-- begin INPUT DATA --

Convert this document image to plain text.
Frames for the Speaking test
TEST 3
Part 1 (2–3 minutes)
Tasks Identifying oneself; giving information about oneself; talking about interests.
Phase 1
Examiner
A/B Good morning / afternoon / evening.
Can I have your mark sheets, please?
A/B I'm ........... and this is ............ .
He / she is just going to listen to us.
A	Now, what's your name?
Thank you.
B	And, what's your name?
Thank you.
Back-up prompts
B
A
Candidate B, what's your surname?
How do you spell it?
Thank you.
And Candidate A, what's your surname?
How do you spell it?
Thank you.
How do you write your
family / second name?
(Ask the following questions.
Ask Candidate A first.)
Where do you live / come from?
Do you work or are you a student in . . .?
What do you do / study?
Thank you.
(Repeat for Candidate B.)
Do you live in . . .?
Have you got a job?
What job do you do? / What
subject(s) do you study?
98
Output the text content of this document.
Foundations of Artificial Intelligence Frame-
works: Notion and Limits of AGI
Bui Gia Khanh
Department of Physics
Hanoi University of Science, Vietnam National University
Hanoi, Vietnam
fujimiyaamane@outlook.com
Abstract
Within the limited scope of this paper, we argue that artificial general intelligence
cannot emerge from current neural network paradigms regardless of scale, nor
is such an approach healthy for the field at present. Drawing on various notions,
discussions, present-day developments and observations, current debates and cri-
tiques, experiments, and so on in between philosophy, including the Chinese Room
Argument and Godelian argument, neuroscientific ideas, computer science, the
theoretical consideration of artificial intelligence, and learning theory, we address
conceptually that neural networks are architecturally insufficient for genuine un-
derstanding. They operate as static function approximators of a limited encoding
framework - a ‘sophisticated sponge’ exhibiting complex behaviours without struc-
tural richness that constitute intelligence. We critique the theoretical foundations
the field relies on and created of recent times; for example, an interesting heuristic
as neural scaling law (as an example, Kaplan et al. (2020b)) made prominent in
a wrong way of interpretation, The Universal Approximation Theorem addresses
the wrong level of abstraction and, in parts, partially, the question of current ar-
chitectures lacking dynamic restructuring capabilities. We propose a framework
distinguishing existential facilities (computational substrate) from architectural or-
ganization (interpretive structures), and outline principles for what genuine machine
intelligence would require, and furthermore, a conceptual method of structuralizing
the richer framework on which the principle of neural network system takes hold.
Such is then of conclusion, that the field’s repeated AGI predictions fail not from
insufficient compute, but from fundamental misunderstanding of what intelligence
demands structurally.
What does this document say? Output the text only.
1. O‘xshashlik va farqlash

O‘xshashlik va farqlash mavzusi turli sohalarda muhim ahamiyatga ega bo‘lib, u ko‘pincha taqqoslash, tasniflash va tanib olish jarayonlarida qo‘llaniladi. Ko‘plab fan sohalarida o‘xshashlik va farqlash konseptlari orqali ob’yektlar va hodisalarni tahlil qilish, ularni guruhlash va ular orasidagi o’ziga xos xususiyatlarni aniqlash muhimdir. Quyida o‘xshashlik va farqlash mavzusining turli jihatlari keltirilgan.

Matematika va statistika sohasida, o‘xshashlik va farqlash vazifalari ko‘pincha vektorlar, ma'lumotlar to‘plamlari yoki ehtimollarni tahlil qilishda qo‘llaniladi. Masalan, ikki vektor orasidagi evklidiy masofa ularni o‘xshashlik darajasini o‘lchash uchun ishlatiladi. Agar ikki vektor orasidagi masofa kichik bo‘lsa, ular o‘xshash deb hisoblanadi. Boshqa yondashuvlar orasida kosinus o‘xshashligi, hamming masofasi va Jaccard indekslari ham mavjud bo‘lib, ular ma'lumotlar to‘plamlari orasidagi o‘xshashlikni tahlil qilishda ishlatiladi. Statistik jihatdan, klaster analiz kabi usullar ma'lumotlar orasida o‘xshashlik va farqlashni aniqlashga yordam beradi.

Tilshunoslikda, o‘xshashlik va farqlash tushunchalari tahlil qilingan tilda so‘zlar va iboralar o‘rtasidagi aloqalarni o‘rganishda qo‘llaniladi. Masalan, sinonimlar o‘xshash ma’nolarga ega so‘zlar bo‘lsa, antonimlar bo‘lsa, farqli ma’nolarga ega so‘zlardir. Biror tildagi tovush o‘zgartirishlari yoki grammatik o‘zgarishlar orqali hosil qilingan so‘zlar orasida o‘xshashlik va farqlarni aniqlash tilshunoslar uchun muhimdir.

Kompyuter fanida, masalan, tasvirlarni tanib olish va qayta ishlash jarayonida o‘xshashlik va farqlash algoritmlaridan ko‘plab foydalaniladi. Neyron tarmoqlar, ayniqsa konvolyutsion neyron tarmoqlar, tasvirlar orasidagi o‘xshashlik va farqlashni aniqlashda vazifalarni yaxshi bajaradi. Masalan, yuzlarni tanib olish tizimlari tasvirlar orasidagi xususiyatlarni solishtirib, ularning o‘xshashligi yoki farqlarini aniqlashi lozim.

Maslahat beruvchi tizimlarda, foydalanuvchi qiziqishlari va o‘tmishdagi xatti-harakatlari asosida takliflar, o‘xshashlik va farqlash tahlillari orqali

-- end INPUT DATA --

_YOUR OBJECTIVE_
The word "present" appears in how many lines of the data? Answer with only the number.

_THE RESPONSE_
2